> [Aim]: From the entries below, count the lines with "icon". Write only the count.

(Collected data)
========

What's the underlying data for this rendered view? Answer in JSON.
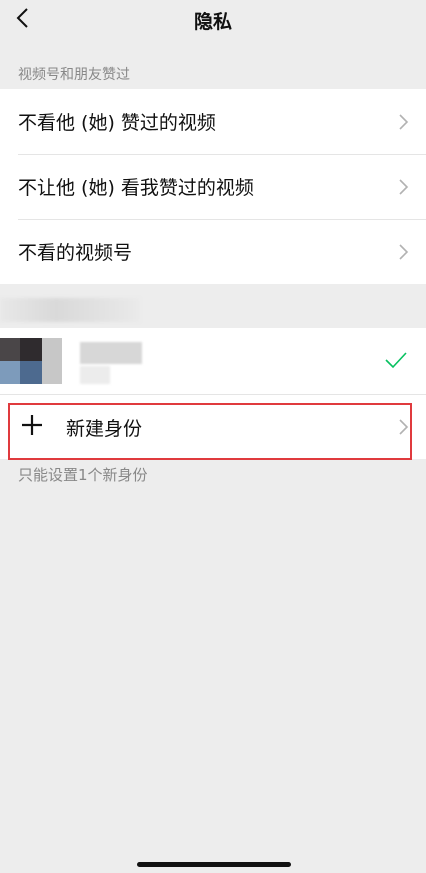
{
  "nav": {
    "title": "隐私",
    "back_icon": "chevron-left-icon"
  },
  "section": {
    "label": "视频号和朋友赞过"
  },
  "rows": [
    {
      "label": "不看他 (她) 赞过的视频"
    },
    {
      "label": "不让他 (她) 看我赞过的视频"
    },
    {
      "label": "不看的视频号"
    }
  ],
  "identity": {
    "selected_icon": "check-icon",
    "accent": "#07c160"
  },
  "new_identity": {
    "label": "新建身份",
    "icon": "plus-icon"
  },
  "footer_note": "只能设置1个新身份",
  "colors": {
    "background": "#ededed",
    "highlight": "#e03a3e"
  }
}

========

> [Written response]: 3